## INSTRUCTIONS TO FOLLOW:
Reproduce verbatim the items below, from the line containing "455, 506, 472]" through the line containing "557, 296, 568]", including both of those lines.

>> start

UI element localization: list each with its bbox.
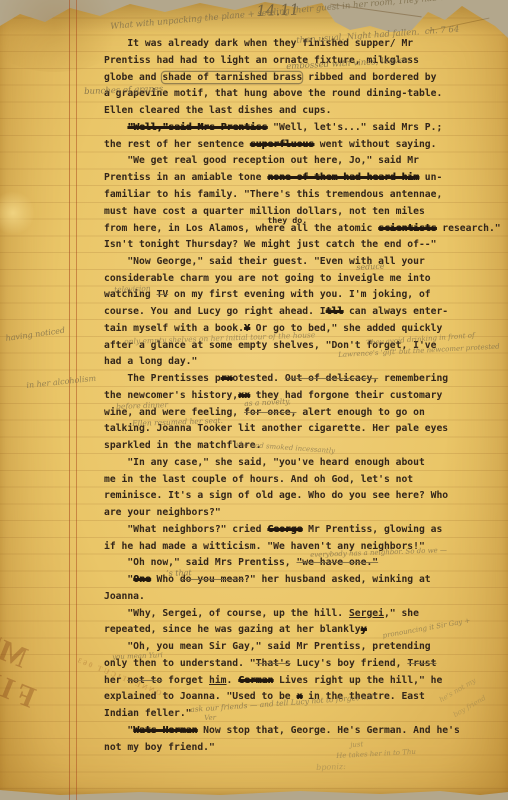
- typed-line: "In any case," she said, "you've heard e…: [104, 455, 506, 472]
- typed-segment: "Now George," said their guest. "Even wi…: [104, 256, 425, 267]
- typed-segment: talking. Joanna Tooker lit another cigar…: [104, 423, 448, 434]
- typed-segment: Lucy's boy friend,: [291, 658, 408, 669]
- typed-x-strikeout: scientists: [378, 223, 436, 234]
- typed-segment: ?" her husband asked, winking at: [244, 574, 431, 585]
- typed-underline: Sergei: [349, 608, 384, 619]
- typed-segment: Lives right up the hill," he: [273, 675, 442, 686]
- typed-segment: ": [104, 574, 133, 585]
- typed-segment: Indian feller.": [104, 708, 192, 719]
- pencil-strikeout: That's: [256, 658, 291, 669]
- pencil-strikeout: Out of delicacy,: [285, 373, 378, 384]
- typed-segment: me in the last couple of hours. And oh G…: [104, 474, 413, 485]
- typed-line: It was already dark when they finished s…: [104, 36, 506, 53]
- typed-segment: research.": [436, 223, 500, 234]
- typed-line: after a glance at some empty shelves, "D…: [104, 338, 506, 355]
- typed-line: only then to understand. "That's Lucy's …: [104, 656, 506, 673]
- typed-line: talking. Joanna Tooker lit another cigar…: [104, 421, 506, 438]
- typed-segment: are your neighbors?": [104, 507, 221, 518]
- typed-segment: wine, and were feeling,: [104, 407, 244, 418]
- typed-x-strikeout: "Well,"said Mrs Prentiss: [127, 122, 267, 133]
- margin-rule: [69, 0, 77, 800]
- typed-segment: [104, 122, 127, 133]
- typed-segment: .: [227, 675, 239, 686]
- typed-segment: ": [104, 725, 133, 736]
- typed-segment: Ellen cleared the last dishes and cups.: [104, 105, 331, 116]
- typed-line: sparkled in the matchflare.: [104, 438, 506, 455]
- typed-line: "Wats Herman Now stop that, George. He's…: [104, 723, 506, 740]
- typed-line: Indian feller.": [104, 706, 506, 723]
- typed-segment: after a glance at some empty shelves, "D…: [104, 340, 436, 351]
- typed-segment: "What neighbors?" cried: [104, 524, 267, 535]
- typed-x-strikeout: Wats Herman: [133, 725, 197, 736]
- typed-segment: forget: [162, 675, 209, 686]
- typed-line: "Why, Sergei, of course, up the hill. Se…: [104, 606, 506, 623]
- typed-segment: "Oh now," said Mrs Prentiss,: [104, 557, 296, 568]
- pencil-strikeout: not to: [127, 675, 162, 686]
- typed-x-strikeout: superfluous: [250, 139, 314, 150]
- typed-line: the rest of her sentence superfluous wen…: [104, 137, 506, 154]
- typed-segment: they had forgone their customary: [250, 390, 442, 401]
- typed-segment: must have cost a quarter million dollars…: [104, 206, 425, 217]
- typed-line: the newcomer's history,xx they had forgo…: [104, 388, 506, 405]
- typed-line: from here, in Los Alamos, whthey do.ere …: [104, 220, 506, 237]
- typed-line: not my boy friend.": [104, 740, 506, 757]
- typed-segment: "Why, Sergei, of course, up the hill.: [104, 608, 349, 619]
- typed-line: familiar to his family. "There's this tr…: [104, 187, 506, 204]
- typed-segment: her: [104, 675, 127, 686]
- typed-line: if he had made a witticism. "We haven't …: [104, 539, 506, 556]
- typed-segment: It was already dark when they finished s…: [104, 38, 413, 49]
- typed-segment: alert enough to go on: [296, 407, 424, 418]
- typed-segment: sparkled in the matchflare.: [104, 440, 261, 451]
- typed-line: Prentiss in an amiable tone none of them…: [104, 170, 506, 187]
- typed-segment: considerable charm you are not going to …: [104, 273, 431, 284]
- typed-segment: "Well, let's..." said Mrs P.;: [267, 122, 442, 133]
- typed-line: a grapevine motif, that hung above the r…: [104, 86, 506, 103]
- typed-segment: on my first evening with you. I'm joking…: [168, 289, 430, 300]
- typed-segment: Who: [151, 574, 180, 585]
- typed-x-strikeout: One: [133, 574, 151, 585]
- typed-line: repeated, since he was gazing at her bla…: [104, 622, 506, 639]
- typed-segment: Prentiss in an amiable tone: [104, 172, 267, 183]
- typed-x-strikeout: none of them had heard him: [267, 172, 419, 183]
- typed-line: The Prentisses prxotested. Out of delica…: [104, 371, 506, 388]
- typed-segment: un-: [419, 172, 442, 183]
- typed-segment: Or go to bed," she added quickly: [250, 323, 442, 334]
- typed-line: "We get real good reception out here, Jo…: [104, 153, 506, 170]
- typed-segment: a grapevine motif, that hung above the r…: [104, 88, 442, 99]
- pencil-strikeout: TV: [157, 289, 169, 300]
- typed-line: considerable charm you are not going to …: [104, 271, 506, 288]
- typed-line: "Oh, you mean Sir Gay," said Mr Prentiss…: [104, 639, 506, 656]
- typed-x-strikeout: xx: [238, 390, 250, 401]
- typed-line: are your neighbors?": [104, 505, 506, 522]
- typed-segment: ribbed and bordered by: [302, 72, 436, 83]
- typed-line: "Well,"said Mrs Prentiss "Well, let's...…: [104, 120, 506, 137]
- typed-segment: Joanna.: [104, 591, 145, 602]
- pencil-strikeout: for once,: [244, 407, 297, 418]
- typed-segment: tain myself with a book.: [104, 323, 244, 334]
- typed-segment: course. You and Lucy go right ahead. I: [104, 306, 326, 317]
- typed-x-strikeout: y: [361, 624, 367, 635]
- typed-line: Ellen cleared the last dishes and cups.: [104, 103, 506, 120]
- typed-line: "Oh now," said Mrs Prentiss, "we have on…: [104, 555, 506, 572]
- typed-line: Prentiss had had to light an ornate fixt…: [104, 53, 506, 70]
- typed-segment: the rest of her sentence: [104, 139, 250, 150]
- typed-segment: watching: [104, 289, 157, 300]
- typed-segment: otested.: [232, 373, 285, 384]
- typed-line: "Now George," said their guest. "Even wi…: [104, 254, 506, 271]
- typed-line: Joanna.: [104, 589, 506, 606]
- typed-segment: went without saying.: [314, 139, 436, 150]
- typed-segment: not my boy friend.": [104, 742, 215, 753]
- typed-line: "What neighbors?" cried George Mr Prenti…: [104, 522, 506, 539]
- typed-line: globe and shade of tarnished brass ribbe…: [104, 70, 506, 87]
- tear-crease: [330, 4, 421, 18]
- typed-segment: "In any case," she said, "you've heard e…: [104, 457, 425, 468]
- typed-x-strikeout: German: [238, 675, 273, 686]
- typed-segment: if he had made a witticism. "We haven't …: [104, 541, 425, 552]
- typed-segment: only then to understand. ": [104, 658, 256, 669]
- typed-segment: Mr Prentiss, glowing as: [302, 524, 442, 535]
- typed-segment: "Oh, you mean Sir Gay," said Mr Prentiss…: [104, 641, 431, 652]
- typed-line: her not to forget him. German Lives righ…: [104, 673, 506, 690]
- typed-segment: had a long day.": [104, 356, 197, 367]
- typed-line: tain myself with a book.Y Or go to bed,"…: [104, 321, 506, 338]
- typed-line: reminisce. It's a sign of old age. Who d…: [104, 488, 506, 505]
- typed-line: explained to Joanna. "Used to be x in th…: [104, 689, 506, 706]
- typed-line: wine, and were feeling, for once, alert …: [104, 405, 506, 422]
- typed-line: me in the last couple of hours. And oh G…: [104, 472, 506, 489]
- pencil-boxed-text: shade of tarnished brass: [162, 72, 302, 83]
- typed-line: Isn't tonight Thursday? We might just ca…: [104, 237, 506, 254]
- typed-underline: him: [209, 675, 227, 686]
- pencil-strikeout: do you mean: [180, 574, 244, 585]
- pencil-strikeout: Trust: [407, 658, 436, 669]
- typed-segment: Now stop that, George. He's German. And …: [197, 725, 459, 736]
- typed-x-strikeout: George: [267, 524, 302, 535]
- typed-x-strikeout: tll: [326, 306, 344, 317]
- typed-segment: Prentiss had had to light an ornate fixt…: [104, 55, 419, 66]
- typed-line: watching TV on my first evening with you…: [104, 287, 506, 304]
- typed-segment: "We get real good reception out here, Jo…: [104, 155, 419, 166]
- typed-segment: globe and: [104, 72, 162, 83]
- typed-segment: The Prentisses p: [104, 373, 221, 384]
- typed-text: It was already dark when they finished s…: [104, 36, 506, 756]
- typed-segment: familiar to his family. "There's this tr…: [104, 189, 442, 200]
- typed-segment: repeated, since he was gazing at her bla…: [104, 624, 361, 635]
- typed-line: "One Who do you mean?" her husband asked…: [104, 572, 506, 589]
- typed-line: course. You and Lucy go right ahead. Itl…: [104, 304, 506, 321]
- typed-segment: remembering: [378, 373, 448, 384]
- manuscript-page: 103 WATER STREET MERRY FINAL CONNECTICUT…: [0, 0, 508, 800]
- typed-segment: can always enter-: [343, 306, 448, 317]
- typed-segment: Isn't tonight Thursday? We might just ca…: [104, 239, 436, 250]
- typed-line: had a long day.": [104, 354, 506, 371]
- typed-segment: the newcomer's history,: [104, 390, 238, 401]
- typed-segment: explained to Joanna. "Used to be: [104, 691, 296, 702]
- pencil-strikeout: "we have one.": [296, 557, 378, 568]
- typed-segment: from here, in Los Alamos, wh: [104, 223, 267, 234]
- typed-segment: in the theatre. East: [302, 691, 424, 702]
- typed-segment: reminisce. It's a sign of old age. Who d…: [104, 490, 448, 501]
- typed-segment: ," she: [384, 608, 419, 619]
- typed-x-strikeout: rx: [221, 373, 233, 384]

>> end

## SOLUTION TO THIS EXERCISE:
- typed-line: "In any case," she said, "you've heard e…: [104, 455, 506, 472]
- typed-segment: "Now George," said their guest. "Even wi…: [104, 256, 425, 267]
- typed-segment: talking. Joanna Tooker lit another cigar…: [104, 423, 448, 434]
- typed-segment: Lucy's boy friend,: [291, 658, 408, 669]
- typed-x-strikeout: scientists: [378, 223, 436, 234]
- typed-segment: ?" her husband asked, winking at: [244, 574, 431, 585]
- typed-underline: Sergei: [349, 608, 384, 619]
- typed-segment: Lives right up the hill," he: [273, 675, 442, 686]
- typed-segment: ": [104, 574, 133, 585]
- typed-segment: Indian feller.": [104, 708, 192, 719]
- pencil-strikeout: That's: [256, 658, 291, 669]
- pencil-strikeout: Out of delicacy,: [285, 373, 378, 384]
- typed-segment: me in the last couple of hours. And oh G…: [104, 474, 413, 485]
- typed-line: It was already dark when they finished s…: [104, 36, 506, 53]
- typed-segment: research.": [436, 223, 500, 234]
- typed-line: after a glance at some empty shelves, "D…: [104, 338, 506, 355]
- typed-line: only then to understand. "That's Lucy's …: [104, 656, 506, 673]
- typed-line: talking. Joanna Tooker lit another cigar…: [104, 421, 506, 438]
- typed-segment: are your neighbors?": [104, 507, 221, 518]
- typed-segment: wine, and were feeling,: [104, 407, 244, 418]
- typed-x-strikeout: "Well,"said Mrs Prentiss: [127, 122, 267, 133]
- margin-rule: [69, 0, 77, 800]
- typed-segment: [104, 122, 127, 133]
- typed-segment: .: [227, 675, 239, 686]
- typed-segment: ": [104, 725, 133, 736]
- typed-segment: Ellen cleared the last dishes and cups.: [104, 105, 331, 116]
- typed-line: sparkled in the matchflare.: [104, 438, 506, 455]
- typed-line: "Wats Herman Now stop that, George. He's…: [104, 723, 506, 740]
- typed-line: Indian feller.": [104, 706, 506, 723]
- typed-segment: after a glance at some empty shelves, "D…: [104, 340, 436, 351]
- typed-segment: "What neighbors?" cried: [104, 524, 267, 535]
- typed-x-strikeout: Wats Herman: [133, 725, 197, 736]
- typed-segment: forget: [162, 675, 209, 686]
- typed-line: "Why, Sergei, of course, up the hill. Se…: [104, 606, 506, 623]
- typed-segment: "Oh now," said Mrs Prentiss,: [104, 557, 296, 568]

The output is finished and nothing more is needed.